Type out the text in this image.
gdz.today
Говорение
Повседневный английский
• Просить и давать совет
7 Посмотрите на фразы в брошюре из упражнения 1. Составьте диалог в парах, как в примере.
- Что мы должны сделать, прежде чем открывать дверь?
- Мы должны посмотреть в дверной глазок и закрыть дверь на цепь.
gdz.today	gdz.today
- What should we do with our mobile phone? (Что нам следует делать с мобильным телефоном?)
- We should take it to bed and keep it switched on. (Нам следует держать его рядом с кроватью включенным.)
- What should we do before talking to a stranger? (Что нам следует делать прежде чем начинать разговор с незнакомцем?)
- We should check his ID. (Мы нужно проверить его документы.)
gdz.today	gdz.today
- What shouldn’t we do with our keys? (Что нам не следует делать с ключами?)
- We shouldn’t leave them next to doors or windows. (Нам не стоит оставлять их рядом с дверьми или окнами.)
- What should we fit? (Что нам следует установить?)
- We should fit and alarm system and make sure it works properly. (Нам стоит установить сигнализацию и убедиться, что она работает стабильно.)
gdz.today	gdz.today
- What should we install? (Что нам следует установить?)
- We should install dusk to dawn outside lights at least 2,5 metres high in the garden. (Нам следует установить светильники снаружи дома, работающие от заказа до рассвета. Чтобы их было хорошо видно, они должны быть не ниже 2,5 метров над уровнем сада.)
───
The problem >> Copy the material above verbatim.

Result of this task >>
Type out the text in this image.
gdz.today
Говорение
Повседневный английский
• Просить и давать совет
7 Посмотрите на фразы в брошюре из упражнения 1. Составьте диалог в парах, как в примере.
- Что мы должны сделать, прежде чем открывать дверь?
- Мы должны посмотреть в дверной глазок и закрыть дверь на цепь.
gdz.today	gdz.today
- What should we do with our mobile phone? (Что нам следует делать с мобильным телефоном?)
- We should take it to bed and keep it switched on. (Нам следует держать его рядом с кроватью включенным.)
- What should we do before talking to a stranger? (Что нам следует делать прежде чем начинать разговор с незнакомцем?)
- We should check his ID. (Мы нужно проверить его документы.)
gdz.today	gdz.today
- What shouldn’t we do with our keys? (Что нам не следует делать с ключами?)
- We shouldn’t leave them next to doors or windows. (Нам не стоит оставлять их рядом с дверьми или окнами.)
- What should we fit? (Что нам следует установить?)
- We should fit and alarm system and make sure it works properly. (Нам стоит установить сигнализацию и убедиться, что она работает стабильно.)
gdz.today	gdz.today
- What should we install? (Что нам следует установить?)
- We should install dusk to dawn outside lights at least 2,5 metres high in the garden. (Нам следует установить светильники снаружи дома, работающие от заказа до рассвета. Чтобы их было хорошо видно, они должны быть не ниже 2,5 метров над уровнем сада.)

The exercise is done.